**GIVEN INFORMATION**.
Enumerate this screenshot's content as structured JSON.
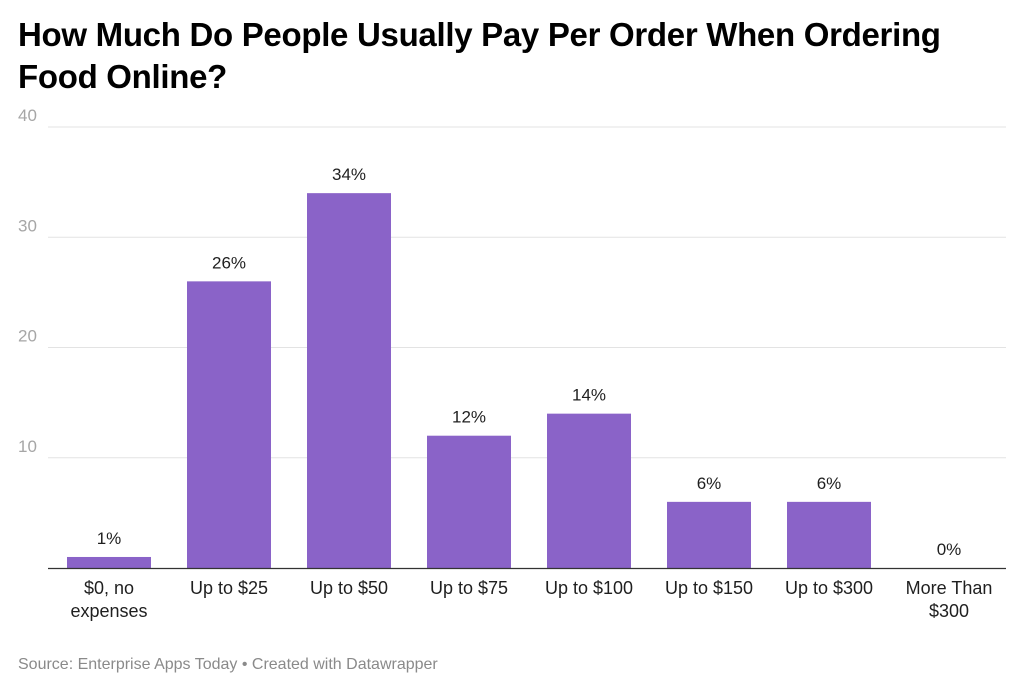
{
  "chart_data": {
    "type": "bar",
    "title": "How Much Do People Usually Pay Per Order When Ordering Food Online?",
    "categories": [
      "$0, no expenses",
      "Up to $25",
      "Up to $50",
      "Up to $75",
      "Up to $100",
      "Up to $150",
      "Up to $300",
      "More Than $300"
    ],
    "category_lines": [
      [
        "$0, no",
        "expenses"
      ],
      [
        "Up to $25"
      ],
      [
        "Up to $50"
      ],
      [
        "Up to $75"
      ],
      [
        "Up to $100"
      ],
      [
        "Up to $150"
      ],
      [
        "Up to $300"
      ],
      [
        "More Than",
        "$300"
      ]
    ],
    "values": [
      1,
      26,
      34,
      12,
      14,
      6,
      6,
      0
    ],
    "data_labels": [
      "1%",
      "26%",
      "34%",
      "12%",
      "14%",
      "6%",
      "6%",
      "0%"
    ],
    "ylim": [
      0,
      40
    ],
    "yticks": [
      10,
      20,
      30,
      40
    ],
    "ytick_labels": [
      "10",
      "20",
      "30",
      "40"
    ],
    "xlabel": "",
    "ylabel": "",
    "grid": true,
    "bar_color": "#8a63c8"
  },
  "footer": {
    "source_text": "Source: Enterprise Apps Today • Created with Datawrapper"
  }
}
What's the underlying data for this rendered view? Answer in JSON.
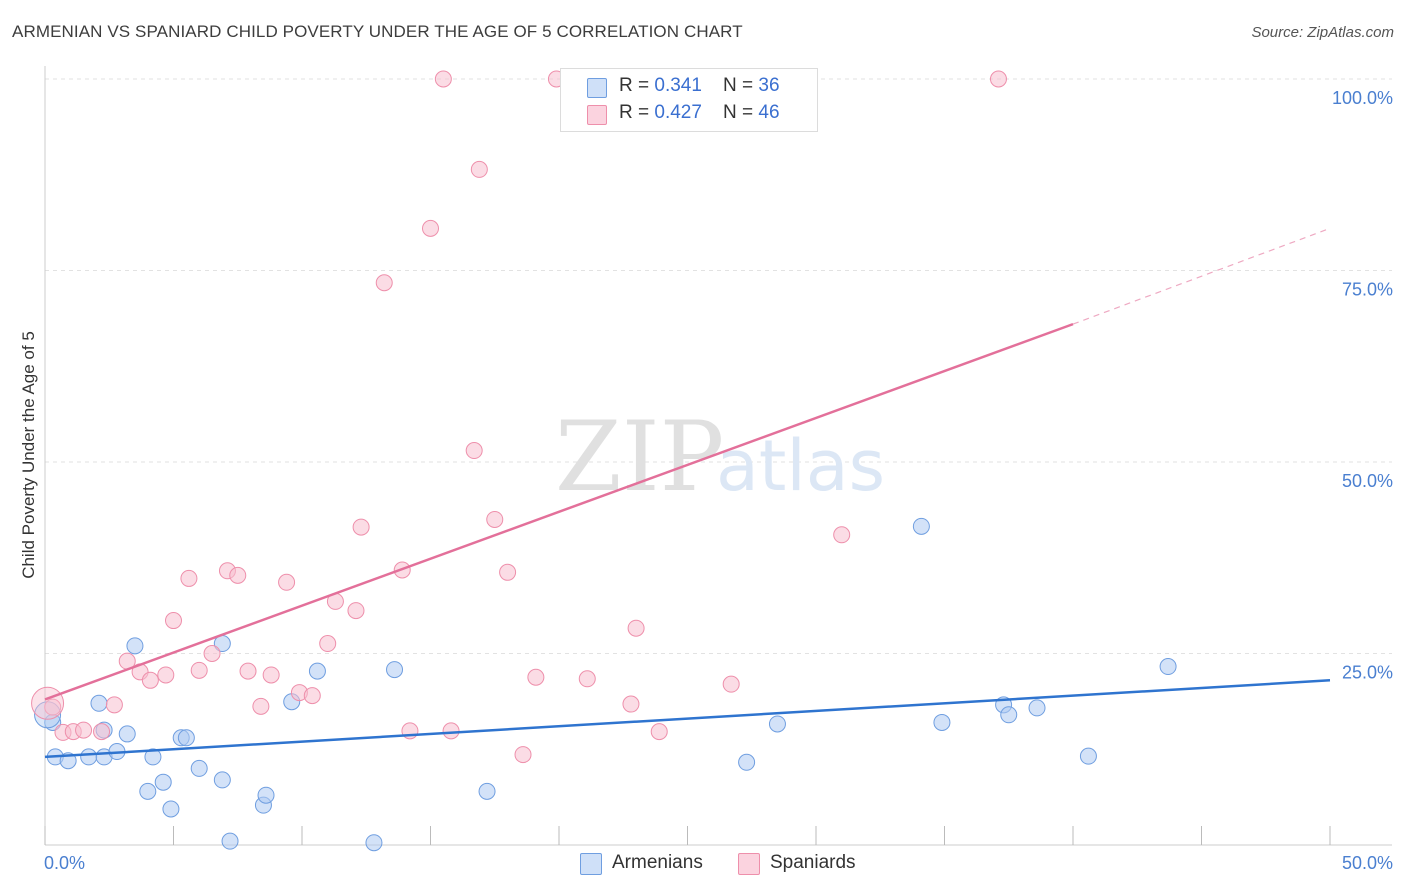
{
  "header": {
    "title": "ARMENIAN VS SPANIARD CHILD POVERTY UNDER THE AGE OF 5 CORRELATION CHART",
    "source": "Source: ZipAtlas.com"
  },
  "watermark": {
    "zip": "ZIP",
    "atlas": "atlas"
  },
  "legend": {
    "armenians": {
      "r_label": "R = ",
      "r_value": "0.341",
      "n_label": "N = ",
      "n_value": "36"
    },
    "spaniards": {
      "r_label": "R = ",
      "r_value": "0.427",
      "n_label": "N = ",
      "n_value": "46"
    }
  },
  "bottom_legend": {
    "armenians": "Armenians",
    "spaniards": "Spaniards"
  },
  "colors": {
    "armenians_fill": "#aecbf2",
    "armenians_stroke": "#6f9ee0",
    "armenians_line": "#2f74cf",
    "spaniards_fill": "#f8c0d0",
    "spaniards_stroke": "#ee8fab",
    "spaniards_line": "#e3709a",
    "tick_text": "#4a7fd0",
    "grid": "#e2e2e2"
  },
  "chart_data": {
    "type": "scatter",
    "title": "ARMENIAN VS SPANIARD CHILD POVERTY UNDER THE AGE OF 5 CORRELATION CHART",
    "xlabel": "",
    "ylabel": "Child Poverty Under the Age of 5",
    "xlim": [
      0,
      50
    ],
    "ylim": [
      0,
      100
    ],
    "x_tick_labels": [
      "0.0%",
      "50.0%"
    ],
    "y_ticks": [
      25,
      50,
      75,
      100
    ],
    "y_tick_labels": [
      "25.0%",
      "50.0%",
      "75.0%",
      "100.0%"
    ],
    "grid": true,
    "legend_position": "top-center",
    "series": [
      {
        "name": "Armenians",
        "r": 0.341,
        "n": 36,
        "points": [
          [
            0.3,
            16.0
          ],
          [
            0.4,
            11.5
          ],
          [
            0.9,
            11.0
          ],
          [
            1.7,
            11.5
          ],
          [
            2.1,
            18.5
          ],
          [
            2.3,
            15.0
          ],
          [
            2.3,
            11.5
          ],
          [
            2.8,
            12.2
          ],
          [
            3.2,
            14.5
          ],
          [
            3.5,
            26.0
          ],
          [
            4.0,
            7.0
          ],
          [
            4.2,
            11.5
          ],
          [
            4.6,
            8.2
          ],
          [
            4.9,
            4.7
          ],
          [
            5.3,
            14.0
          ],
          [
            5.5,
            14.0
          ],
          [
            6.0,
            10.0
          ],
          [
            6.9,
            8.5
          ],
          [
            6.9,
            26.3
          ],
          [
            7.2,
            0.5
          ],
          [
            8.5,
            5.2
          ],
          [
            8.6,
            6.5
          ],
          [
            9.6,
            18.7
          ],
          [
            10.6,
            22.7
          ],
          [
            12.8,
            0.3
          ],
          [
            13.6,
            22.9
          ],
          [
            17.2,
            7.0
          ],
          [
            27.3,
            10.8
          ],
          [
            28.5,
            15.8
          ],
          [
            34.1,
            41.6
          ],
          [
            34.9,
            16.0
          ],
          [
            37.3,
            18.3
          ],
          [
            37.5,
            17.0
          ],
          [
            38.6,
            17.9
          ],
          [
            40.6,
            11.6
          ],
          [
            43.7,
            23.3
          ]
        ],
        "trend": {
          "x": [
            0,
            50
          ],
          "y": [
            11.5,
            21.5
          ]
        }
      },
      {
        "name": "Spaniards",
        "r": 0.427,
        "n": 46,
        "points": [
          [
            0.3,
            18.0
          ],
          [
            0.7,
            14.7
          ],
          [
            1.1,
            14.8
          ],
          [
            1.5,
            15.0
          ],
          [
            2.2,
            14.8
          ],
          [
            2.7,
            18.3
          ],
          [
            3.2,
            24.0
          ],
          [
            3.7,
            22.6
          ],
          [
            4.1,
            21.5
          ],
          [
            4.7,
            22.2
          ],
          [
            5.0,
            29.3
          ],
          [
            5.6,
            34.8
          ],
          [
            6.0,
            22.8
          ],
          [
            6.5,
            25.0
          ],
          [
            7.1,
            35.8
          ],
          [
            7.5,
            35.2
          ],
          [
            7.9,
            22.7
          ],
          [
            8.4,
            18.1
          ],
          [
            8.8,
            22.2
          ],
          [
            9.4,
            34.3
          ],
          [
            9.9,
            19.9
          ],
          [
            10.4,
            19.5
          ],
          [
            11.0,
            26.3
          ],
          [
            11.3,
            31.8
          ],
          [
            12.1,
            30.6
          ],
          [
            12.3,
            41.5
          ],
          [
            13.2,
            73.4
          ],
          [
            13.9,
            35.9
          ],
          [
            14.2,
            14.9
          ],
          [
            15.0,
            80.5
          ],
          [
            15.5,
            100.0
          ],
          [
            15.8,
            14.9
          ],
          [
            16.7,
            51.5
          ],
          [
            16.9,
            88.2
          ],
          [
            17.5,
            42.5
          ],
          [
            18.0,
            35.6
          ],
          [
            18.6,
            11.8
          ],
          [
            19.1,
            21.9
          ],
          [
            19.9,
            100.0
          ],
          [
            21.1,
            21.7
          ],
          [
            22.8,
            18.4
          ],
          [
            23.0,
            28.3
          ],
          [
            23.9,
            14.8
          ],
          [
            26.7,
            21.0
          ],
          [
            31.0,
            40.5
          ],
          [
            37.1,
            100.0
          ]
        ],
        "trend": {
          "x": [
            0,
            40
          ],
          "y": [
            19.0,
            68.0
          ]
        },
        "trend_dashed": {
          "x": [
            40,
            50
          ],
          "y": [
            68.0,
            80.5
          ]
        }
      }
    ]
  }
}
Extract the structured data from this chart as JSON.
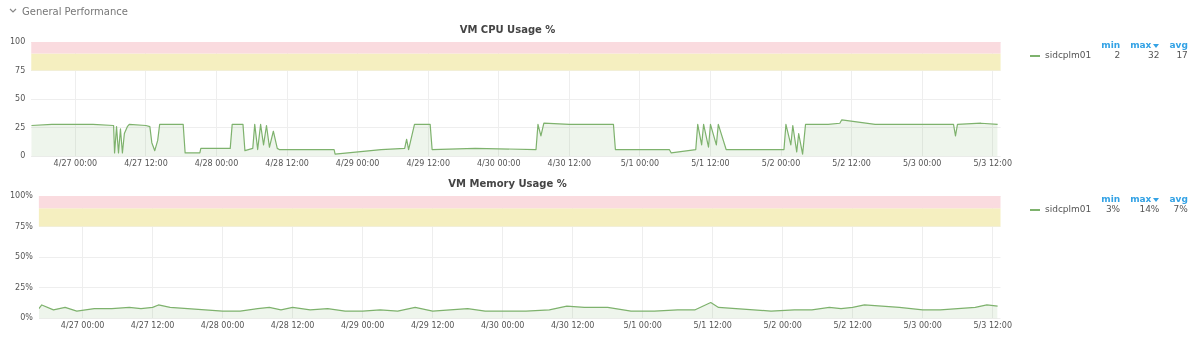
{
  "chart_data": [
    {
      "type": "other",
      "title": "General Performance"
    },
    {
      "type": "area",
      "title": "VM CPU Usage %",
      "xlim": [
        "--04-26T16:30",
        "--05-03T13:20"
      ],
      "xticks": [
        {
          "value": "--04-27T00:00",
          "label": "4/27 00:00"
        },
        {
          "value": "--04-27T12:00",
          "label": "4/27 12:00"
        },
        {
          "value": "--04-28T00:00",
          "label": "4/28 00:00"
        },
        {
          "value": "--04-28T12:00",
          "label": "4/28 12:00"
        },
        {
          "value": "--04-29T00:00",
          "label": "4/29 00:00"
        },
        {
          "value": "--04-29T12:00",
          "label": "4/29 12:00"
        },
        {
          "value": "--04-30T00:00",
          "label": "4/30 00:00"
        },
        {
          "value": "--04-30T12:00",
          "label": "4/30 12:00"
        },
        {
          "value": "--05-01T00:00",
          "label": "5/1 00:00"
        },
        {
          "value": "--05-01T12:00",
          "label": "5/1 12:00"
        },
        {
          "value": "--05-02T00:00",
          "label": "5/2 00:00"
        },
        {
          "value": "--05-02T12:00",
          "label": "5/2 12:00"
        },
        {
          "value": "--05-03T00:00",
          "label": "5/3 00:00"
        },
        {
          "value": "--05-03T12:00",
          "label": "5/3 12:00"
        }
      ],
      "ylim": [
        0,
        100
      ],
      "yticks": [
        0,
        25,
        50,
        75,
        100
      ],
      "grid": true,
      "legend": "right",
      "bands": [
        {
          "axis": "y",
          "from": 75,
          "to": 90,
          "color": "#f5efc0"
        },
        {
          "axis": "y",
          "from": 90,
          "to": 100,
          "color": "#fadbdf"
        }
      ],
      "annotations": [
        "min",
        "max",
        "avg",
        "2",
        "32",
        "17"
      ],
      "series": [
        {
          "name": "sidcplm01",
          "color": "#7eb26d",
          "x": [
            "--04-26T16:30",
            "--04-26T20:00",
            "--04-26T23:00",
            "--04-27T03:00",
            "--04-27T06:30",
            "--04-27T06:40",
            "--04-27T07:00",
            "--04-27T07:20",
            "--04-27T07:40",
            "--04-27T08:00",
            "--04-27T08:20",
            "--04-27T08:50",
            "--04-27T09:10",
            "--04-27T12:00",
            "--04-27T12:40",
            "--04-27T13:00",
            "--04-27T13:30",
            "--04-27T14:00",
            "--04-27T14:20",
            "--04-27T18:20",
            "--04-27T18:40",
            "--04-27T21:10",
            "--04-27T21:20",
            "--04-28T02:20",
            "--04-28T02:40",
            "--04-28T04:30",
            "--04-28T04:50",
            "--04-28T06:10",
            "--04-28T06:30",
            "--04-28T07:00",
            "--04-28T07:30",
            "--04-28T08:00",
            "--04-28T08:30",
            "--04-28T09:00",
            "--04-28T09:40",
            "--04-28T10:20",
            "--04-28T10:40",
            "--04-28T20:00",
            "--04-28T20:10",
            "--04-29T04:00",
            "--04-29T08:00",
            "--04-29T08:20",
            "--04-29T08:40",
            "--04-29T09:40",
            "--04-29T10:00",
            "--04-29T12:20",
            "--04-29T12:40",
            "--04-29T20:00",
            "--04-30T06:20",
            "--04-30T06:40",
            "--04-30T07:10",
            "--04-30T07:40",
            "--04-30T12:00",
            "--04-30T19:30",
            "--04-30T19:50",
            "--05-01T05:00",
            "--05-01T05:20",
            "--05-01T09:30",
            "--05-01T09:50",
            "--05-01T10:30",
            "--05-01T10:50",
            "--05-01T11:40",
            "--05-01T12:00",
            "--05-01T13:00",
            "--05-01T13:20",
            "--05-01T14:40",
            "--05-01T15:00",
            "--05-01T20:00",
            "--05-02T00:30",
            "--05-02T00:50",
            "--05-02T01:40",
            "--05-02T02:00",
            "--05-02T02:40",
            "--05-02T03:00",
            "--05-02T03:40",
            "--05-02T04:10",
            "--05-02T08:00",
            "--05-02T10:00",
            "--05-02T10:20",
            "--05-02T16:00",
            "--05-03T05:20",
            "--05-03T05:40",
            "--05-03T06:00",
            "--05-03T10:00",
            "--05-03T12:50"
          ],
          "values": [
            27,
            28,
            28,
            28,
            27,
            3,
            26,
            3,
            24,
            3,
            20,
            26,
            28,
            27,
            26,
            12,
            5,
            14,
            28,
            28,
            3,
            3,
            7,
            7,
            28,
            28,
            5,
            7,
            28,
            6,
            28,
            10,
            27,
            8,
            22,
            7,
            6,
            6,
            2,
            6,
            7,
            15,
            6,
            28,
            28,
            28,
            6,
            7,
            6,
            28,
            18,
            29,
            28,
            28,
            6,
            6,
            3,
            6,
            28,
            10,
            28,
            8,
            28,
            10,
            28,
            6,
            6,
            6,
            6,
            28,
            10,
            27,
            4,
            20,
            2,
            28,
            28,
            29,
            32,
            28,
            28,
            18,
            28,
            29,
            28
          ]
        }
      ]
    },
    {
      "type": "area",
      "title": "VM Memory Usage %",
      "xlim": [
        "--04-26T16:30",
        "--05-03T13:20"
      ],
      "xticks": [
        {
          "value": "--04-27T00:00",
          "label": "4/27 00:00"
        },
        {
          "value": "--04-27T12:00",
          "label": "4/27 12:00"
        },
        {
          "value": "--04-28T00:00",
          "label": "4/28 00:00"
        },
        {
          "value": "--04-28T12:00",
          "label": "4/28 12:00"
        },
        {
          "value": "--04-29T00:00",
          "label": "4/29 00:00"
        },
        {
          "value": "--04-29T12:00",
          "label": "4/29 12:00"
        },
        {
          "value": "--04-30T00:00",
          "label": "4/30 00:00"
        },
        {
          "value": "--04-30T12:00",
          "label": "4/30 12:00"
        },
        {
          "value": "--05-01T00:00",
          "label": "5/1 00:00"
        },
        {
          "value": "--05-01T12:00",
          "label": "5/1 12:00"
        },
        {
          "value": "--05-02T00:00",
          "label": "5/2 00:00"
        },
        {
          "value": "--05-02T12:00",
          "label": "5/2 12:00"
        },
        {
          "value": "--05-03T00:00",
          "label": "5/3 00:00"
        },
        {
          "value": "--05-03T12:00",
          "label": "5/3 12:00"
        }
      ],
      "ylim": [
        0,
        100
      ],
      "yticks": [
        {
          "value": 0,
          "label": "0%"
        },
        {
          "value": 25,
          "label": "25%"
        },
        {
          "value": 50,
          "label": "50%"
        },
        {
          "value": 75,
          "label": "75%"
        },
        {
          "value": 100,
          "label": "100%"
        }
      ],
      "grid": true,
      "legend": "right",
      "bands": [
        {
          "axis": "y",
          "from": 75,
          "to": 90,
          "color": "#f5efc0"
        },
        {
          "axis": "y",
          "from": 90,
          "to": 100,
          "color": "#fadbdf"
        }
      ],
      "annotations": [
        "min",
        "max",
        "avg",
        "3%",
        "14%",
        "7%"
      ],
      "series": [
        {
          "name": "sidcplm01",
          "color": "#7eb26d",
          "x": [
            "--04-26T16:30",
            "--04-26T17:00",
            "--04-26T19:00",
            "--04-26T21:00",
            "--04-26T23:00",
            "--04-27T02:00",
            "--04-27T05:00",
            "--04-27T08:00",
            "--04-27T10:00",
            "--04-27T12:00",
            "--04-27T13:00",
            "--04-27T15:00",
            "--04-27T18:00",
            "--04-27T21:00",
            "--04-28T00:00",
            "--04-28T03:00",
            "--04-28T06:00",
            "--04-28T08:00",
            "--04-28T10:00",
            "--04-28T12:00",
            "--04-28T15:00",
            "--04-28T18:00",
            "--04-28T21:00",
            "--04-29T00:00",
            "--04-29T03:00",
            "--04-29T06:00",
            "--04-29T09:00",
            "--04-29T12:00",
            "--04-29T15:00",
            "--04-29T18:00",
            "--04-29T21:00",
            "--04-30T00:00",
            "--04-30T04:00",
            "--04-30T08:00",
            "--04-30T11:00",
            "--04-30T14:00",
            "--04-30T18:00",
            "--04-30T22:00",
            "--05-01T02:00",
            "--05-01T06:00",
            "--05-01T09:00",
            "--05-01T11:40",
            "--05-01T13:00",
            "--05-01T16:00",
            "--05-01T19:00",
            "--05-01T22:00",
            "--05-02T02:00",
            "--05-02T05:00",
            "--05-02T08:00",
            "--05-02T10:00",
            "--05-02T12:00",
            "--05-02T14:00",
            "--05-02T17:00",
            "--05-02T20:00",
            "--05-03T00:00",
            "--05-03T03:00",
            "--05-03T06:00",
            "--05-03T09:00",
            "--05-03T11:00",
            "--05-03T12:50"
          ],
          "values": [
            8,
            11,
            7,
            9,
            6,
            8,
            8,
            9,
            8,
            9,
            11,
            9,
            8,
            7,
            6,
            6,
            8,
            9,
            7,
            9,
            7,
            8,
            6,
            6,
            7,
            6,
            9,
            6,
            7,
            8,
            6,
            6,
            6,
            7,
            10,
            9,
            9,
            6,
            6,
            7,
            7,
            13,
            9,
            8,
            7,
            6,
            7,
            7,
            9,
            8,
            9,
            11,
            10,
            9,
            7,
            7,
            8,
            9,
            11,
            10
          ]
        }
      ]
    }
  ]
}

**WHAT TO WORK ON**.
Using the records above, gather all lines where the string "title" is present.

**ANSWER TO THE TASK**.
    "title": "How Much Do People Usually Pay Per Order When Ordering Food Online?",
    "title": "ARMENIAN VS SPANIARD CHILD POVERTY UNDER THE AGE OF 5 CORRELATION CHART",
    "title": "ARMENIAN VS SPANIARD CHILD POVERTY UNDER THE AGE OF 5 CORRELATION CHART",
      "title": "General Performance"
      "title": "VM CPU Usage %",
      "title": "VM Memory Usage %",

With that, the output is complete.